— Exercise directions —
Write out every entry, unchanged. Skip any picture.

----------------

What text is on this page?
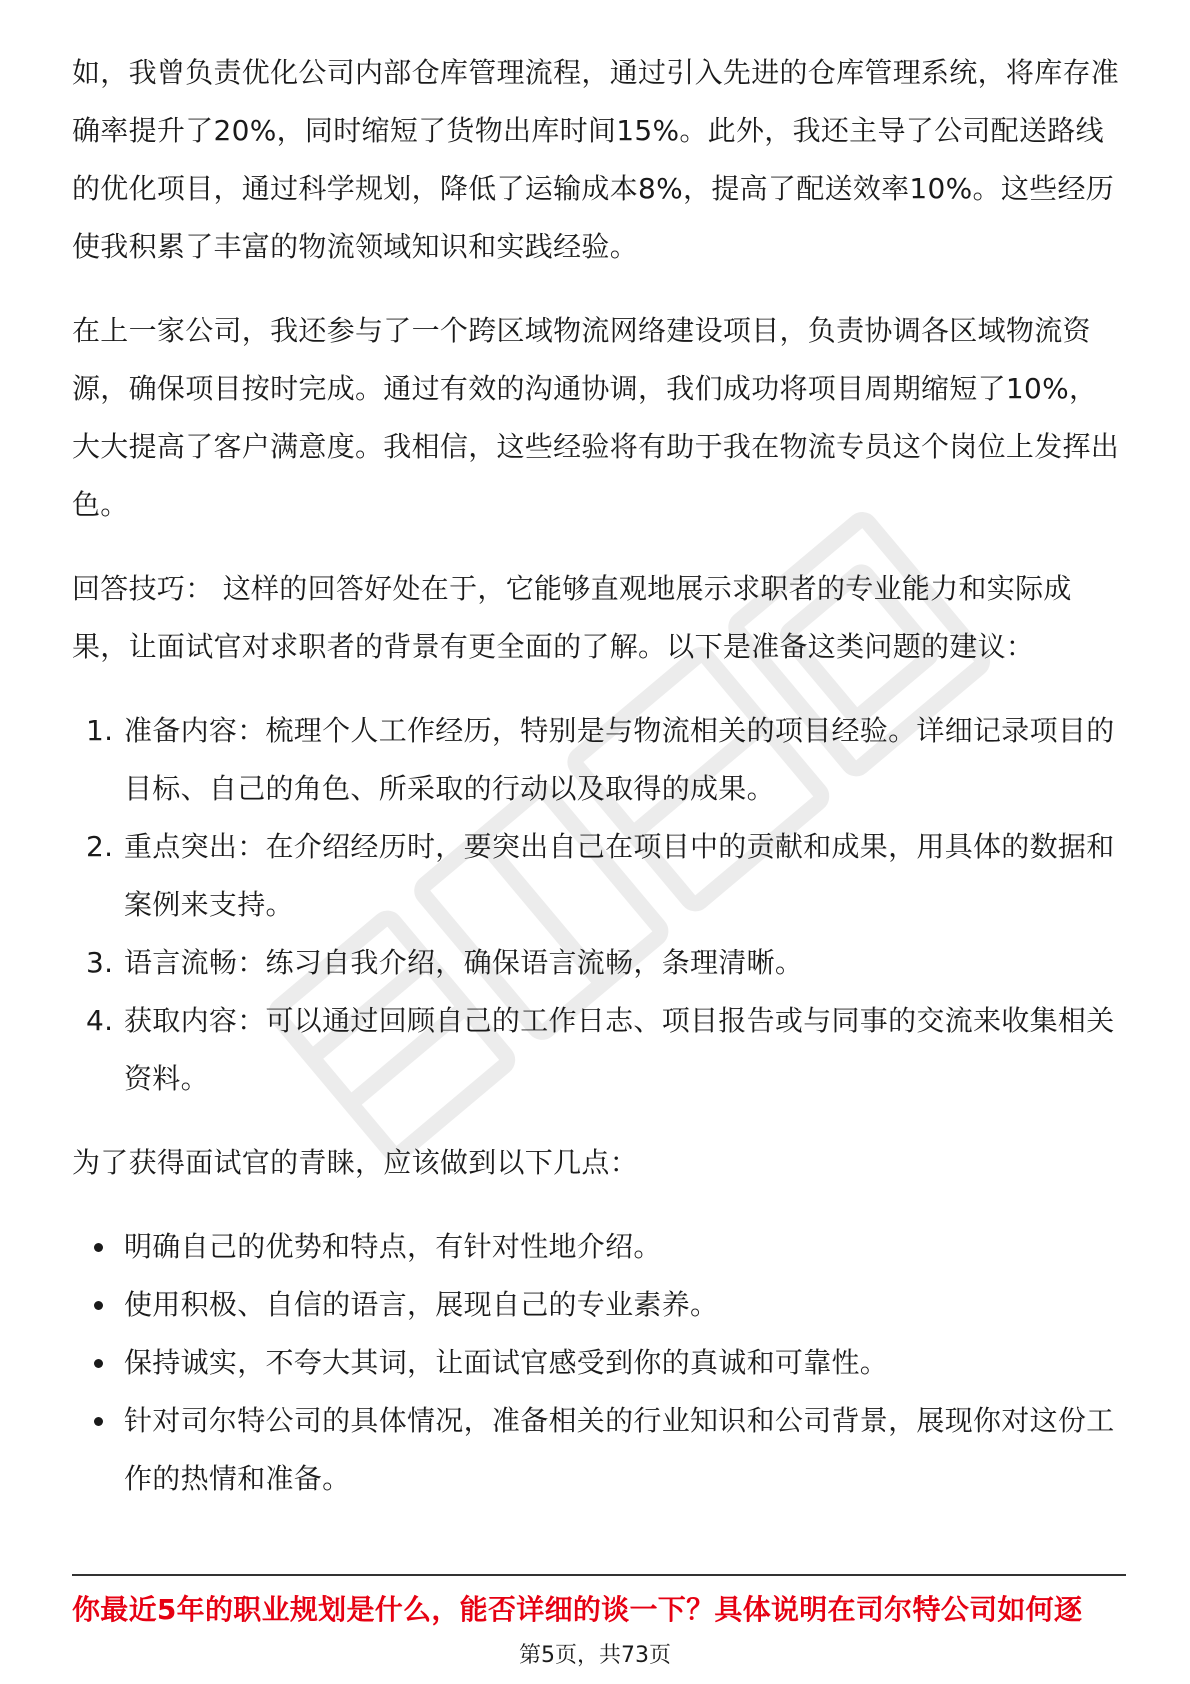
如，我曾负责优化公司内部仓库管理流程，通过引入先进的仓库管理系统，将库存准确率提升了20%，同时缩短了货物出库时间15%。此外，我还主导了公司配送路线的优化项目，通过科学规划，降低了运输成本8%，提高了配送效率10%。这些经历使我积累了丰富的物流领域知识和实践经验。

在上一家公司，我还参与了一个跨区域物流网络建设项目，负责协调各区域物流资源，确保项目按时完成。通过有效的沟通协调，我们成功将项目周期缩短了10%，大大提高了客户满意度。我相信，这些经验将有助于我在物流专员这个岗位上发挥出色。

回答技巧： 这样的回答好处在于，它能够直观地展示求职者的专业能力和实际成果，让面试官对求职者的背景有更全面的了解。以下是准备这类问题的建议：

1. 准备内容：梳理个人工作经历，特别是与物流相关的项目经验。详细记录项目的目标、自己的角色、所采取的行动以及取得的成果。
2. 重点突出：在介绍经历时，要突出自己在项目中的贡献和成果，用具体的数据和案例来支持。
3. 语言流畅：练习自我介绍，确保语言流畅，条理清晰。
4. 获取内容：可以通过回顾自己的工作日志、项目报告或与同事的交流来收集相关资料。

为了获得面试官的青睐，应该做到以下几点：

明确自己的优势和特点，有针对性地介绍。
使用积极、自信的语言，展现自己的专业素养。
保持诚实，不夸大其词，让面试官感受到你的真诚和可靠性。
针对司尔特公司的具体情况，准备相关的行业知识和公司背景，展现你对这份工作的热情和准备。
你最近5年的职业规划是什么，能否详细的谈一下？具体说明在司尔特公司如何逐
第5页，共73页
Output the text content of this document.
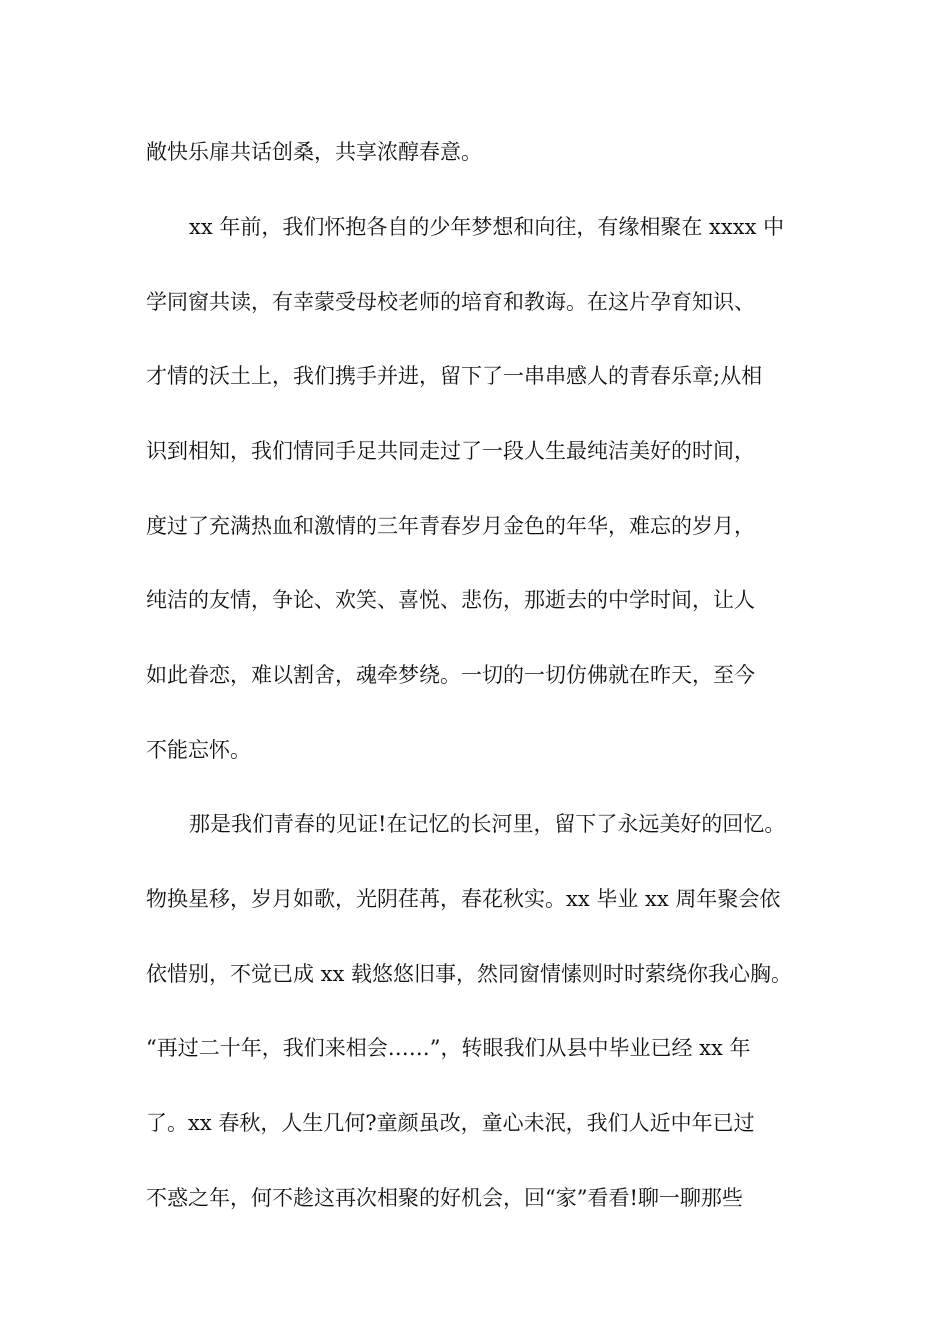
敞快乐扉共话创桑，共享浓醇春意。
xx 年前，我们怀抱各自的少年梦想和向往，有缘相聚在 xxxx 中
学同窗共读，有幸蒙受母校老师的培育和教诲。在这片孕育知识、
才情的沃土上，我们携手并进，留下了一串串感人的青春乐章;从相
识到相知，我们情同手足共同走过了一段人生最纯洁美好的时间，
度过了充满热血和激情的三年青春岁月金色的年华，难忘的岁月，
纯洁的友情，争论、欢笑、喜悦、悲伤，那逝去的中学时间，让人
如此眷恋，难以割舍，魂牵梦绕。一切的一切仿佛就在昨天，至今
不能忘怀。
那是我们青春的见证!在记忆的长河里，留下了永远美好的回忆。
物换星移，岁月如歌，光阴荏苒，春花秋实。xx 毕业 xx 周年聚会依
依惜别，不觉已成 xx 载悠悠旧事，然同窗情愫则时时萦绕你我心胸。
“再过二十年，我们来相会……”，转眼我们从县中毕业已经 xx 年
了。xx 春秋，人生几何?童颜虽改，童心未泯，我们人近中年已过
不惑之年，何不趁这再次相聚的好机会，回“家”看看!聊一聊那些
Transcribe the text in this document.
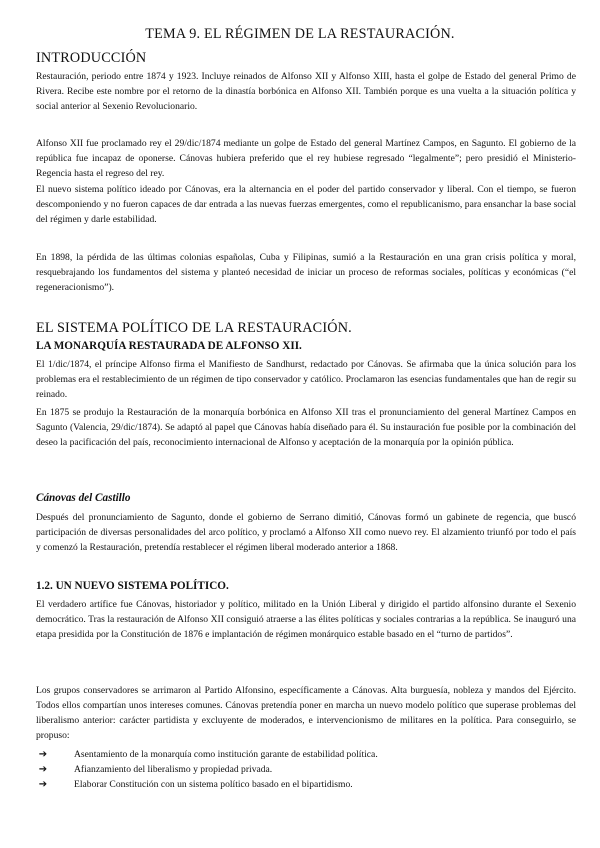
TEMA 9. EL RÉGIMEN DE LA RESTAURACIÓN.
INTRODUCCIÓN

Restauración, periodo entre 1874 y 1923. Incluye reinados de Alfonso XII y Alfonso XIII, hasta el golpe de Estado del general Primo de Rivera. Recibe este nombre por el retorno de la dinastía borbónica en Alfonso XII. También porque es una vuelta a la situación política y social anterior al Sexenio Revolucionario.

Alfonso XII fue proclamado rey el 29/dic/1874 mediante un golpe de Estado del general Martínez Campos, en Sagunto. El gobierno de la república fue incapaz de oponerse. Cánovas hubiera preferido que el rey hubiese regresado “legalmente”; pero presidió el Ministerio-Regencia hasta el regreso del rey.

El nuevo sistema político ideado por Cánovas, era la alternancia en el poder del partido conservador y liberal. Con el tiempo, se fueron descomponiendo y no fueron capaces de dar entrada a las nuevas fuerzas emergentes, como el republicanismo, para ensanchar la base social del régimen y darle estabilidad.

En 1898, la pérdida de las últimas colonias españolas, Cuba y Filipinas, sumió a la Restauración en una gran crisis política y moral, resquebrajando los fundamentos del sistema y planteó necesidad de iniciar un proceso de reformas sociales, políticas y económicas (“el regeneracionismo”).

EL SISTEMA POLÍTICO DE LA RESTAURACIÓN.
LA MONARQUÍA RESTAURADA DE ALFONSO XII.

El 1/dic/1874, el príncipe Alfonso firma el Manifiesto de Sandhurst, redactado por Cánovas. Se afirmaba que la única solución para los problemas era el restablecimiento de un régimen de tipo conservador y católico. Proclamaron las esencias fundamentales que han de regir su reinado.

En 1875 se produjo la Restauración de la monarquía borbónica en Alfonso XII tras el pronunciamiento del general Martínez Campos en Sagunto (Valencia, 29/dic/1874). Se adaptó al papel que Cánovas había diseñado para él. Su instauración fue posible por la combinación del deseo la pacificación del país, reconocimiento internacional de Alfonso y aceptación de la monarquía por la opinión pública.

Cánovas del Castillo

Después del pronunciamiento de Sagunto, donde el gobierno de Serrano dimitió, Cánovas formó un gabinete de regencia, que buscó participación de diversas personalidades del arco político, y proclamó a Alfonso XII como nuevo rey. El alzamiento triunfó por todo el país y comenzó la Restauración, pretendía restablecer el régimen liberal moderado anterior a 1868.

1.2. UN NUEVO SISTEMA POLÍTICO.

El verdadero artífice fue Cánovas, historiador y político, militado en la Unión Liberal y dirigido el partido alfonsino durante el Sexenio democrático. Tras la restauración de Alfonso XII consiguió atraerse a las élites políticas y sociales contrarias a la república. Se inauguró una etapa presidida por la Constitución de 1876 e implantación de régimen monárquico estable basado en el “turno de partidos”.

Los grupos conservadores se arrimaron al Partido Alfonsino, específicamente a Cánovas. Alta burguesía, nobleza y mandos del Ejército. Todos ellos compartían unos intereses comunes. Cánovas pretendía poner en marcha un nuevo modelo político que superase problemas del liberalismo anterior: carácter partidista y excluyente de moderados, e intervencionismo de militares en la política. Para conseguirlo, se propuso:

➔	Asentamiento de la monarquía como institución garante de estabilidad política.
➔	Afianzamiento del liberalismo y propiedad privada.
➔	Elaborar Constitución con un sistema político basado en el bipartidismo.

----------------

— Solution to this problem —
What text is on this page?
如，我曾负责优化公司内部仓库管理流程，通过引入先进的仓库管理系统，将库存准确率提升了20%，同时缩短了货物出库时间15%。此外，我还主导了公司配送路线的优化项目，通过科学规划，降低了运输成本8%，提高了配送效率10%。这些经历使我积累了丰富的物流领域知识和实践经验。

在上一家公司，我还参与了一个跨区域物流网络建设项目，负责协调各区域物流资源，确保项目按时完成。通过有效的沟通协调，我们成功将项目周期缩短了10%，大大提高了客户满意度。我相信，这些经验将有助于我在物流专员这个岗位上发挥出色。

回答技巧： 这样的回答好处在于，它能够直观地展示求职者的专业能力和实际成果，让面试官对求职者的背景有更全面的了解。以下是准备这类问题的建议：

1. 准备内容：梳理个人工作经历，特别是与物流相关的项目经验。详细记录项目的目标、自己的角色、所采取的行动以及取得的成果。
2. 重点突出：在介绍经历时，要突出自己在项目中的贡献和成果，用具体的数据和案例来支持。
3. 语言流畅：练习自我介绍，确保语言流畅，条理清晰。
4. 获取内容：可以通过回顾自己的工作日志、项目报告或与同事的交流来收集相关资料。

为了获得面试官的青睐，应该做到以下几点：

明确自己的优势和特点，有针对性地介绍。
使用积极、自信的语言，展现自己的专业素养。
保持诚实，不夸大其词，让面试官感受到你的真诚和可靠性。
针对司尔特公司的具体情况，准备相关的行业知识和公司背景，展现你对这份工作的热情和准备。
你最近5年的职业规划是什么，能否详细的谈一下？具体说明在司尔特公司如何逐
第5页，共73页
Output the text content of this document.
敞快乐扉共话创桑，共享浓醇春意。
xx 年前，我们怀抱各自的少年梦想和向往，有缘相聚在 xxxx 中
学同窗共读，有幸蒙受母校老师的培育和教诲。在这片孕育知识、
才情的沃土上，我们携手并进，留下了一串串感人的青春乐章;从相
识到相知，我们情同手足共同走过了一段人生最纯洁美好的时间，
度过了充满热血和激情的三年青春岁月金色的年华，难忘的岁月，
纯洁的友情，争论、欢笑、喜悦、悲伤，那逝去的中学时间，让人
如此眷恋，难以割舍，魂牵梦绕。一切的一切仿佛就在昨天，至今
不能忘怀。
那是我们青春的见证!在记忆的长河里，留下了永远美好的回忆。
物换星移，岁月如歌，光阴荏苒，春花秋实。xx 毕业 xx 周年聚会依
依惜别，不觉已成 xx 载悠悠旧事，然同窗情愫则时时萦绕你我心胸。
“再过二十年，我们来相会……”，转眼我们从县中毕业已经 xx 年
了。xx 春秋，人生几何?童颜虽改，童心未泯，我们人近中年已过
不惑之年，何不趁这再次相聚的好机会，回“家”看看!聊一聊那些
Transcribe the text in this document.
TEMA 9. EL RÉGIMEN DE LA RESTAURACIÓN.
INTRODUCCIÓN

Restauración, periodo entre 1874 y 1923. Incluye reinados de Alfonso XII y Alfonso XIII, hasta el golpe de Estado del general Primo de Rivera. Recibe este nombre por el retorno de la dinastía borbónica en Alfonso XII. También porque es una vuelta a la situación política y social anterior al Sexenio Revolucionario.

Alfonso XII fue proclamado rey el 29/dic/1874 mediante un golpe de Estado del general Martínez Campos, en Sagunto. El gobierno de la república fue incapaz de oponerse. Cánovas hubiera preferido que el rey hubiese regresado “legalmente”; pero presidió el Ministerio-Regencia hasta el regreso del rey.

El nuevo sistema político ideado por Cánovas, era la alternancia en el poder del partido conservador y liberal. Con el tiempo, se fueron descomponiendo y no fueron capaces de dar entrada a las nuevas fuerzas emergentes, como el republicanismo, para ensanchar la base social del régimen y darle estabilidad.

En 1898, la pérdida de las últimas colonias españolas, Cuba y Filipinas, sumió a la Restauración en una gran crisis política y moral, resquebrajando los fundamentos del sistema y planteó necesidad de iniciar un proceso de reformas sociales, políticas y económicas (“el regeneracionismo”).

EL SISTEMA POLÍTICO DE LA RESTAURACIÓN.
LA MONARQUÍA RESTAURADA DE ALFONSO XII.

El 1/dic/1874, el príncipe Alfonso firma el Manifiesto de Sandhurst, redactado por Cánovas. Se afirmaba que la única solución para los problemas era el restablecimiento de un régimen de tipo conservador y católico. Proclamaron las esencias fundamentales que han de regir su reinado.

En 1875 se produjo la Restauración de la monarquía borbónica en Alfonso XII tras el pronunciamiento del general Martínez Campos en Sagunto (Valencia, 29/dic/1874). Se adaptó al papel que Cánovas había diseñado para él. Su instauración fue posible por la combinación del deseo la pacificación del país, reconocimiento internacional de Alfonso y aceptación de la monarquía por la opinión pública.

Cánovas del Castillo

Después del pronunciamiento de Sagunto, donde el gobierno de Serrano dimitió, Cánovas formó un gabinete de regencia, que buscó participación de diversas personalidades del arco político, y proclamó a Alfonso XII como nuevo rey. El alzamiento triunfó por todo el país y comenzó la Restauración, pretendía restablecer el régimen liberal moderado anterior a 1868.

1.2. UN NUEVO SISTEMA POLÍTICO.

El verdadero artífice fue Cánovas, historiador y político, militado en la Unión Liberal y dirigido el partido alfonsino durante el Sexenio democrático. Tras la restauración de Alfonso XII consiguió atraerse a las élites políticas y sociales contrarias a la república. Se inauguró una etapa presidida por la Constitución de 1876 e implantación de régimen monárquico estable basado en el “turno de partidos”.

Los grupos conservadores se arrimaron al Partido Alfonsino, específicamente a Cánovas. Alta burguesía, nobleza y mandos del Ejército. Todos ellos compartían unos intereses comunes. Cánovas pretendía poner en marcha un nuevo modelo político que superase problemas del liberalismo anterior: carácter partidista y excluyente de moderados, e intervencionismo de militares en la política. Para conseguirlo, se propuso:

➔	Asentamiento de la monarquía como institución garante de estabilidad política.
➔	Afianzamiento del liberalismo y propiedad privada.
➔	Elaborar Constitución con un sistema político basado en el bipartidismo.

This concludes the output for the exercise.